What the exercise asks:
Using the material below, copy every line where "color" appears.

== Material shown

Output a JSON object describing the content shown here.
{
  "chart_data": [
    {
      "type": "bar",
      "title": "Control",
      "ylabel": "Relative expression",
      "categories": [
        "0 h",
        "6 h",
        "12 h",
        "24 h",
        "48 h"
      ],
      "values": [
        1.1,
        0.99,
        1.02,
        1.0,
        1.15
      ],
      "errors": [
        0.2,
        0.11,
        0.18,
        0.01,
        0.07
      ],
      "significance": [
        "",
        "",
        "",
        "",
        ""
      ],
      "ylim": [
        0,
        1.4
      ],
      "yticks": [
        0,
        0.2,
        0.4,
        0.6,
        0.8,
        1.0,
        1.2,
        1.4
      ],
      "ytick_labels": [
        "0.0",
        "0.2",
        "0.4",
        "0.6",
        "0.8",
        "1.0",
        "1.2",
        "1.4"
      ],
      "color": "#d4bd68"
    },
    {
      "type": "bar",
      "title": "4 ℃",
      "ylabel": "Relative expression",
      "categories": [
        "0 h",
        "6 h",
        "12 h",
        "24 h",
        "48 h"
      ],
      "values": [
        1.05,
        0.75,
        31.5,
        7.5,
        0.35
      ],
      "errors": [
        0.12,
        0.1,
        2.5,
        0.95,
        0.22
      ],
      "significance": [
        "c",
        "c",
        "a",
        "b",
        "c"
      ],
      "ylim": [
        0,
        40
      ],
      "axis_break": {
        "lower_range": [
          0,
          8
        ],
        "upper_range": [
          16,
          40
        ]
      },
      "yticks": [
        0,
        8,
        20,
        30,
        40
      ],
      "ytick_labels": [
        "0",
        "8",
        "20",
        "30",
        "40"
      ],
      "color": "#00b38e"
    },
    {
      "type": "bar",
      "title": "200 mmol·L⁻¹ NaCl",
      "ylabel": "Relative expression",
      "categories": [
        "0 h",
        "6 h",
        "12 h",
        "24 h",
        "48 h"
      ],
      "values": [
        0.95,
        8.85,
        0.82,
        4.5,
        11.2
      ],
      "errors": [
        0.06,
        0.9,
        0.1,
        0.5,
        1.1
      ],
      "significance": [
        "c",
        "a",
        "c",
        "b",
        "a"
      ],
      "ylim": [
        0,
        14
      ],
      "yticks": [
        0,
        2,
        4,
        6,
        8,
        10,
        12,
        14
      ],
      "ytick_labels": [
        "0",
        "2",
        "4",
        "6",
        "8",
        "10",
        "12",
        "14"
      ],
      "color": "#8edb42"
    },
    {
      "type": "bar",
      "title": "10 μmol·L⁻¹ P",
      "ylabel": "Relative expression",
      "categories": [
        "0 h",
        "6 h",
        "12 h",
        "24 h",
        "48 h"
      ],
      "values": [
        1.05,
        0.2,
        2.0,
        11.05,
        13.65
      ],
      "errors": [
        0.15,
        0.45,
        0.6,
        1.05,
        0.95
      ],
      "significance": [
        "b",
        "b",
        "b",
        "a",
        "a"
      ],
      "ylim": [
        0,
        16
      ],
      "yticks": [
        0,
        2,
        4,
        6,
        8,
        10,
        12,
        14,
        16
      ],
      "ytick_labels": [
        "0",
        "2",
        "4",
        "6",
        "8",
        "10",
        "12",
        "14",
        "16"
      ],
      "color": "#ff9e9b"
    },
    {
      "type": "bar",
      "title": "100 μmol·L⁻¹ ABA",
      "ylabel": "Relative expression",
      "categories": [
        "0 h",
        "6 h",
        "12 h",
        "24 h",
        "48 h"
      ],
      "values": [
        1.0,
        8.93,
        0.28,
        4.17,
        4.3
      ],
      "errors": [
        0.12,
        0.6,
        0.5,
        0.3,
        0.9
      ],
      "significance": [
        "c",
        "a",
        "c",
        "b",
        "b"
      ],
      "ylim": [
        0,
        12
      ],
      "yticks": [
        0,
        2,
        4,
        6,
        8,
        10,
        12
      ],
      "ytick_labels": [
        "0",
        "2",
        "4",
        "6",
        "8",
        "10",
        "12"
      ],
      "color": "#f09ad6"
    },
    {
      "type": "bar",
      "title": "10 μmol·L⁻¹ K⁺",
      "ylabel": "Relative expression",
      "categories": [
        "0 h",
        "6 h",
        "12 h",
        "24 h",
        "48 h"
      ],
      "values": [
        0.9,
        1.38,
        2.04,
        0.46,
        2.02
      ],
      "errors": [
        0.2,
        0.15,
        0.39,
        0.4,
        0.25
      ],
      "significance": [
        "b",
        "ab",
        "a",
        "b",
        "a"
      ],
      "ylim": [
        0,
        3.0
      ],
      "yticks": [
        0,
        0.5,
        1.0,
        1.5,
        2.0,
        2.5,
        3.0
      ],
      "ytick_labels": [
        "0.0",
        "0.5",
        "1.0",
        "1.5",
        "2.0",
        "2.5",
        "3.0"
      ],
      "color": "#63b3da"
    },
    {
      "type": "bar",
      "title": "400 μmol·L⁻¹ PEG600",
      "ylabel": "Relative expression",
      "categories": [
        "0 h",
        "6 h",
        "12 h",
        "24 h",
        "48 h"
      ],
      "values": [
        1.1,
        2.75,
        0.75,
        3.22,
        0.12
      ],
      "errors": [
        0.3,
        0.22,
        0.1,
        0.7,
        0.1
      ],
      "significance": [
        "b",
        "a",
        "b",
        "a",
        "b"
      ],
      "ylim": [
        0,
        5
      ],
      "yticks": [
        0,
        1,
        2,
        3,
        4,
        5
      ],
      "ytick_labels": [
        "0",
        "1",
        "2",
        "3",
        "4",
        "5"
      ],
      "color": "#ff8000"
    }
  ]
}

====

Answer to this task:
      "color": "#d4bd68"
      "color": "#00b38e"
      "color": "#8edb42"
      "color": "#ff9e9b"
      "color": "#f09ad6"
      "color": "#63b3da"
      "color": "#ff8000"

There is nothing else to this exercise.